▶ Written exercise:
Wherever the word "стержнями" appears in a line, extract that line.

--- START Source material ---

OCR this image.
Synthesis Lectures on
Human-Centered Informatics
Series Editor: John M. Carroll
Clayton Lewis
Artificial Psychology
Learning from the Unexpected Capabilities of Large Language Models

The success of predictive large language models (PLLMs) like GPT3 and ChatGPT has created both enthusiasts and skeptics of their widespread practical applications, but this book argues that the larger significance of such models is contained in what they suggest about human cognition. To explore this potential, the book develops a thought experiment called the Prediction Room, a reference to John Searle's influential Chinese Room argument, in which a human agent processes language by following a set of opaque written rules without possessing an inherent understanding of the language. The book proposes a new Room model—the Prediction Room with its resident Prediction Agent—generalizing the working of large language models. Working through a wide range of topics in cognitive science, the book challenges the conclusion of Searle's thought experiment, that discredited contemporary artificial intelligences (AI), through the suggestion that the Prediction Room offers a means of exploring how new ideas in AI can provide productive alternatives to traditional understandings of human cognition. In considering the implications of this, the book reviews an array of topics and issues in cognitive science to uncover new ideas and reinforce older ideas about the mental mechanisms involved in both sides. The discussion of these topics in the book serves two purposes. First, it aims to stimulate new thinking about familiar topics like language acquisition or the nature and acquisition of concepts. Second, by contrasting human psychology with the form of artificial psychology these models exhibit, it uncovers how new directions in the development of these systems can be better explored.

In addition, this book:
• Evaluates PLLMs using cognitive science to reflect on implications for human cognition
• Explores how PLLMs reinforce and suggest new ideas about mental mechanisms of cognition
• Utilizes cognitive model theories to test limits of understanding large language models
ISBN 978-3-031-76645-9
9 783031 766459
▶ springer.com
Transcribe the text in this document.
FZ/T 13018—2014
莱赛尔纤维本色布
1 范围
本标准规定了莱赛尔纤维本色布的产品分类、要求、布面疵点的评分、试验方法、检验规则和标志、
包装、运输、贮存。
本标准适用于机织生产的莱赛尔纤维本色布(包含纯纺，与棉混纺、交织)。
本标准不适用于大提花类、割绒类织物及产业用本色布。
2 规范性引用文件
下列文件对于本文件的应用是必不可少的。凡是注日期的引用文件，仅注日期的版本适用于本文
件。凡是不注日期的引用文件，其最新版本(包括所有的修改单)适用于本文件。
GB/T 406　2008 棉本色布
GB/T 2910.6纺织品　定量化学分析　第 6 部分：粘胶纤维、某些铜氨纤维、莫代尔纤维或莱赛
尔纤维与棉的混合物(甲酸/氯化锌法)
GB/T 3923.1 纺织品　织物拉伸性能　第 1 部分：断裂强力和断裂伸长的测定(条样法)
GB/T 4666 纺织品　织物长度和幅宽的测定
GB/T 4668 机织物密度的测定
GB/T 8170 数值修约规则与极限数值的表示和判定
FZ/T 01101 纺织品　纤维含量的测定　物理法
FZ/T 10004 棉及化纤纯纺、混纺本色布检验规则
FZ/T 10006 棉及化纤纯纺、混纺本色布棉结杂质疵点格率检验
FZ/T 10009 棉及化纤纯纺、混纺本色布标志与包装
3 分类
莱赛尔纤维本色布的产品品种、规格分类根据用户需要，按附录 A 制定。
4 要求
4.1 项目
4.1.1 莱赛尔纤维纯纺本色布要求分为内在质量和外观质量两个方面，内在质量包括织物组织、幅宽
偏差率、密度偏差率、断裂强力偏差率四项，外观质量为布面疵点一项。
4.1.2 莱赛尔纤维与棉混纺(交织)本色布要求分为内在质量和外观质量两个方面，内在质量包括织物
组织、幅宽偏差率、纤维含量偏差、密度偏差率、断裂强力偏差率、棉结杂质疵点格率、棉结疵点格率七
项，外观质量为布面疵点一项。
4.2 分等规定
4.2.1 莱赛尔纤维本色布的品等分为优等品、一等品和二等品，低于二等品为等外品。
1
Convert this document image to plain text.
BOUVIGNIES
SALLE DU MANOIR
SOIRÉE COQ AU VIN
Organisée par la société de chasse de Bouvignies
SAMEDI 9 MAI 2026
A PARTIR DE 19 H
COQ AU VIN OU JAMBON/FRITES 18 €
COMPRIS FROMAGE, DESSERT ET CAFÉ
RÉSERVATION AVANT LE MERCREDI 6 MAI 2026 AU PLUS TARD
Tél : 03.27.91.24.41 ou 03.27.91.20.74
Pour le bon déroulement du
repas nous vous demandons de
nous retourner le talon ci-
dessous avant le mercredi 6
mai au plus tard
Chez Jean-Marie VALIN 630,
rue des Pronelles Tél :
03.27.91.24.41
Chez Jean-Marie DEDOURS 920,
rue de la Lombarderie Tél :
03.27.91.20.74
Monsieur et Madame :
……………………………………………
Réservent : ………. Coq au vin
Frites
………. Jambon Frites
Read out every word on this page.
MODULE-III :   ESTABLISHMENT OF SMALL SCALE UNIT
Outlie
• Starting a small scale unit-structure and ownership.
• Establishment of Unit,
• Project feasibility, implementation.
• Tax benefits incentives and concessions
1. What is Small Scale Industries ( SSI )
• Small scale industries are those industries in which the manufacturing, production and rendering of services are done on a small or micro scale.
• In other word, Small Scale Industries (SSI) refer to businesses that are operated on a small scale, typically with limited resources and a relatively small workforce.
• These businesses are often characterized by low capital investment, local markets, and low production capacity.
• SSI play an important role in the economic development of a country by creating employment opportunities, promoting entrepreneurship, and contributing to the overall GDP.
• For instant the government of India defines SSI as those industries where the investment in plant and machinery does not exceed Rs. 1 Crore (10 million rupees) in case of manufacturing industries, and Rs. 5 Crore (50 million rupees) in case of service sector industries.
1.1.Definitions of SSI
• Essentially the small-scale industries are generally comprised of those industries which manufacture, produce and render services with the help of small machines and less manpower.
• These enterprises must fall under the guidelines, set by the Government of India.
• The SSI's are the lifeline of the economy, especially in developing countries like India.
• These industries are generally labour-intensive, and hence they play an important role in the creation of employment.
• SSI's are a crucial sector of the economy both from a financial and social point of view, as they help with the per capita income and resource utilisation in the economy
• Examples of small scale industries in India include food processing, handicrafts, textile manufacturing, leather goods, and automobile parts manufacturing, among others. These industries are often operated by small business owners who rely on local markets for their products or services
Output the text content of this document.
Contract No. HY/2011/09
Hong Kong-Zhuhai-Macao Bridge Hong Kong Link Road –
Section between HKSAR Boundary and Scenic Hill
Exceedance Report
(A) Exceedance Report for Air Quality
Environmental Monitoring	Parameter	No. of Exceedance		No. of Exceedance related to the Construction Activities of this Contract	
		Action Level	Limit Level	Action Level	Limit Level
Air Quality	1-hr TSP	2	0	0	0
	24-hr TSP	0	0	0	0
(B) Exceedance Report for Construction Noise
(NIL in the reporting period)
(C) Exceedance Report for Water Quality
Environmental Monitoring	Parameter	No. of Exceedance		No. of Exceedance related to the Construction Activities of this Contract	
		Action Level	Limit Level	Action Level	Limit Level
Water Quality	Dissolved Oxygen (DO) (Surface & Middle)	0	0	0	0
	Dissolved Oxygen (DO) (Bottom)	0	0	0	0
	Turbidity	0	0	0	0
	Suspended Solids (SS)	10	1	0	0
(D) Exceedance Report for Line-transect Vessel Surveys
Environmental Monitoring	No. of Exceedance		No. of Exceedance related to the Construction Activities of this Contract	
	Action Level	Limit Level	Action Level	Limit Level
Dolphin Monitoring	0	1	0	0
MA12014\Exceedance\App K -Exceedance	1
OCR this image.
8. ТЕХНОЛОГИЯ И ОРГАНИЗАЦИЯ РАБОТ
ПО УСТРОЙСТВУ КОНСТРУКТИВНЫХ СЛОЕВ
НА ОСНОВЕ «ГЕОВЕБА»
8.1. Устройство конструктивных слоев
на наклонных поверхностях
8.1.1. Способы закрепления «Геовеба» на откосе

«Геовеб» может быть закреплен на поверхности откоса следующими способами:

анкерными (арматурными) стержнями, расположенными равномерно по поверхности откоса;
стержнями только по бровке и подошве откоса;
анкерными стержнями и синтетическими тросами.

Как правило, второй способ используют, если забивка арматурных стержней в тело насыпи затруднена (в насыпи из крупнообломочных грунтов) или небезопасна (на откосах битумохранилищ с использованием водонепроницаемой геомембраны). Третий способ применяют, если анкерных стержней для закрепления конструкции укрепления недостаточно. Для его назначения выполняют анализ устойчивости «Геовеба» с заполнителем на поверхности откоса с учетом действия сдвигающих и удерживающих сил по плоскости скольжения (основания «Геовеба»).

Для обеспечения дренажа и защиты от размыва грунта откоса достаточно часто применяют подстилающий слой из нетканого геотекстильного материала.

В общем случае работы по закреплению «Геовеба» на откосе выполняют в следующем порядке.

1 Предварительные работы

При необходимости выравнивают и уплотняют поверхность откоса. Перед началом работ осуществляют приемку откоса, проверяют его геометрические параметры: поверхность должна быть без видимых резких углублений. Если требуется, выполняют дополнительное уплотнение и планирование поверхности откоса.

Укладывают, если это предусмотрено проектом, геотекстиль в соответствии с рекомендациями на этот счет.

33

--- END Source material ---

▶ Output for this exercise:
анкерными (арматурными) стержнями, расположенными равномерно по поверхности откоса;
стержнями только по бровке и подошве откоса;
анкерными стержнями и синтетическими тросами.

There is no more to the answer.